[Dataset rows]
## start

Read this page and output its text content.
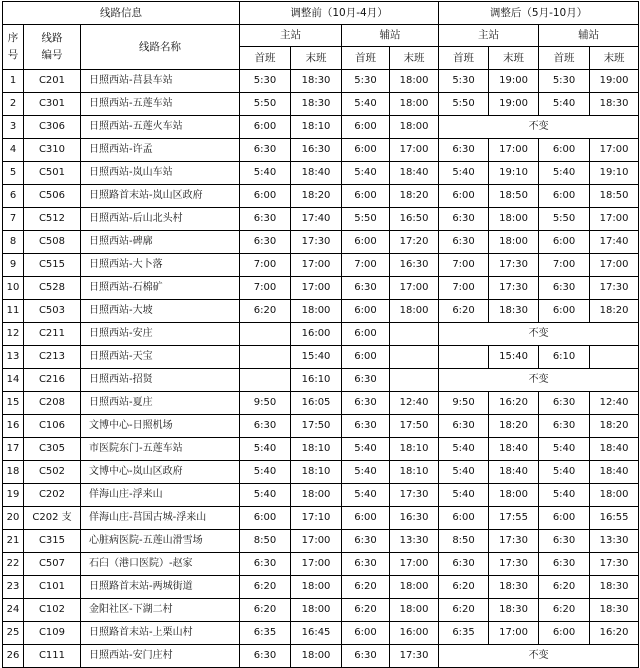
线路信息			调整前（10月-4月）				调整后（5月-10月）			
序号	线路编号	线路名称	主站		辅站		主站		辅站	
			首班	末班	首班	末班	首班	末班	首班	末班
1	C201	日照西站-莒县车站	5:30	18:30	5:30	18:00	5:30	19:00	5:30	19:00
2	C301	日照西站-五莲车站	5:50	18:30	5:40	18:00	5:50	19:00	5:40	18:30
3	C306	日照西站-五莲火车站	6:00	18:10	6:00	18:00	不变			
4	C310	日照西站-许孟	6:30	16:30	6:00	17:00	6:30	17:00	6:00	17:00
5	C501	日照西站-岚山车站	5:40	18:40	5:40	18:40	5:40	19:10	5:40	19:10
6	C506	日照路首末站-岚山区政府	6:00	18:20	6:00	18:20	6:00	18:50	6:00	18:50
7	C512	日照西站-后山北头村	6:30	17:40	5:50	16:50	6:30	18:00	5:50	17:00
8	C508	日照西站-碑廓	6:30	17:30	6:00	17:20	6:30	18:00	6:00	17:40
9	C515	日照西站-大卜落	7:00	17:00	7:00	16:30	7:00	17:30	7:00	17:00
10	C528	日照西站-石棉矿	7:00	17:00	6:30	17:00	7:00	17:30	6:30	17:30
11	C503	日照西站-大坡	6:20	18:00	6:00	18:00	6:20	18:30	6:00	18:20
12	C211	日照西站-安庄		16:00	6:00		不变			
13	C213	日照西站-天宝		15:40	6:00			15:40	6:10	
14	C216	日照西站-招贤		16:10	6:30		不变			
15	C208	日照西站-夏庄	9:50	16:05	6:30	12:40	9:50	16:20	6:30	12:40
16	C106	文博中心-日照机场	6:30	17:50	6:30	17:50	6:30	18:20	6:30	18:20
17	C305	市医院东门-五莲车站	5:40	18:10	5:40	18:10	5:40	18:40	5:40	18:40
18	C502	文博中心-岚山区政府	5:40	18:10	5:40	18:10	5:40	18:40	5:40	18:40
19	C202	佯海山庄-浮来山	5:40	18:00	5:40	17:30	5:40	18:00	5:40	18:00
20	C202 支	佯海山庄-莒国古城-浮来山	6:00	17:10	6:00	16:30	6:00	17:55	6:00	16:55
21	C315	心脏病医院-五莲山滑雪场	8:50	17:00	6:30	13:30	8:50	17:30	6:30	13:30
22	C507	石臼（港口医院）-赵家	6:30	17:00	6:30	17:00	6:30	17:30	6:30	17:30
23	C101	日照路首末站-两城街道	6:20	18:00	6:20	18:00	6:20	18:30	6:20	18:30
24	C102	金阳社区-下湖二村	6:20	18:00	6:20	18:00	6:20	18:30	6:20	18:30
25	C109	日照路首末站-上栗山村	6:35	16:45	6:00	16:00	6:35	17:00	6:00	16:20
26	C111	日照西站-安门庄村	6:30	18:00	6:30	17:30	不变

## end

WRITTEN INSTRUCTION:
Repeat the records above verbatim, with no pictures in the result.

RESPONSE TO THIS TASK:
Read this page and output its text content.
线路信息			调整前（10月-4月）				调整后（5月-10月）			
序号	线路编号	线路名称	主站		辅站		主站		辅站	
			首班	末班	首班	末班	首班	末班	首班	末班
1	C201	日照西站-莒县车站	5:30	18:30	5:30	18:00	5:30	19:00	5:30	19:00
2	C301	日照西站-五莲车站	5:50	18:30	5:40	18:00	5:50	19:00	5:40	18:30
3	C306	日照西站-五莲火车站	6:00	18:10	6:00	18:00	不变			
4	C310	日照西站-许孟	6:30	16:30	6:00	17:00	6:30	17:00	6:00	17:00
5	C501	日照西站-岚山车站	5:40	18:40	5:40	18:40	5:40	19:10	5:40	19:10
6	C506	日照路首末站-岚山区政府	6:00	18:20	6:00	18:20	6:00	18:50	6:00	18:50
7	C512	日照西站-后山北头村	6:30	17:40	5:50	16:50	6:30	18:00	5:50	17:00
8	C508	日照西站-碑廓	6:30	17:30	6:00	17:20	6:30	18:00	6:00	17:40
9	C515	日照西站-大卜落	7:00	17:00	7:00	16:30	7:00	17:30	7:00	17:00
10	C528	日照西站-石棉矿	7:00	17:00	6:30	17:00	7:00	17:30	6:30	17:30
11	C503	日照西站-大坡	6:20	18:00	6:00	18:00	6:20	18:30	6:00	18:20
12	C211	日照西站-安庄		16:00	6:00		不变			
13	C213	日照西站-天宝		15:40	6:00			15:40	6:10	
14	C216	日照西站-招贤		16:10	6:30		不变			
15	C208	日照西站-夏庄	9:50	16:05	6:30	12:40	9:50	16:20	6:30	12:40
16	C106	文博中心-日照机场	6:30	17:50	6:30	17:50	6:30	18:20	6:30	18:20
17	C305	市医院东门-五莲车站	5:40	18:10	5:40	18:10	5:40	18:40	5:40	18:40
18	C502	文博中心-岚山区政府	5:40	18:10	5:40	18:10	5:40	18:40	5:40	18:40
19	C202	佯海山庄-浮来山	5:40	18:00	5:40	17:30	5:40	18:00	5:40	18:00
20	C202 支	佯海山庄-莒国古城-浮来山	6:00	17:10	6:00	16:30	6:00	17:55	6:00	16:55
21	C315	心脏病医院-五莲山滑雪场	8:50	17:00	6:30	13:30	8:50	17:30	6:30	13:30
22	C507	石臼（港口医院）-赵家	6:30	17:00	6:30	17:00	6:30	17:30	6:30	17:30
23	C101	日照路首末站-两城街道	6:20	18:00	6:20	18:00	6:20	18:30	6:20	18:30
24	C102	金阳社区-下湖二村	6:20	18:00	6:20	18:00	6:20	18:30	6:20	18:30
25	C109	日照路首末站-上栗山村	6:35	16:45	6:00	16:00	6:35	17:00	6:00	16:20
26	C111	日照西站-安门庄村	6:30	18:00	6:30	17:30	不变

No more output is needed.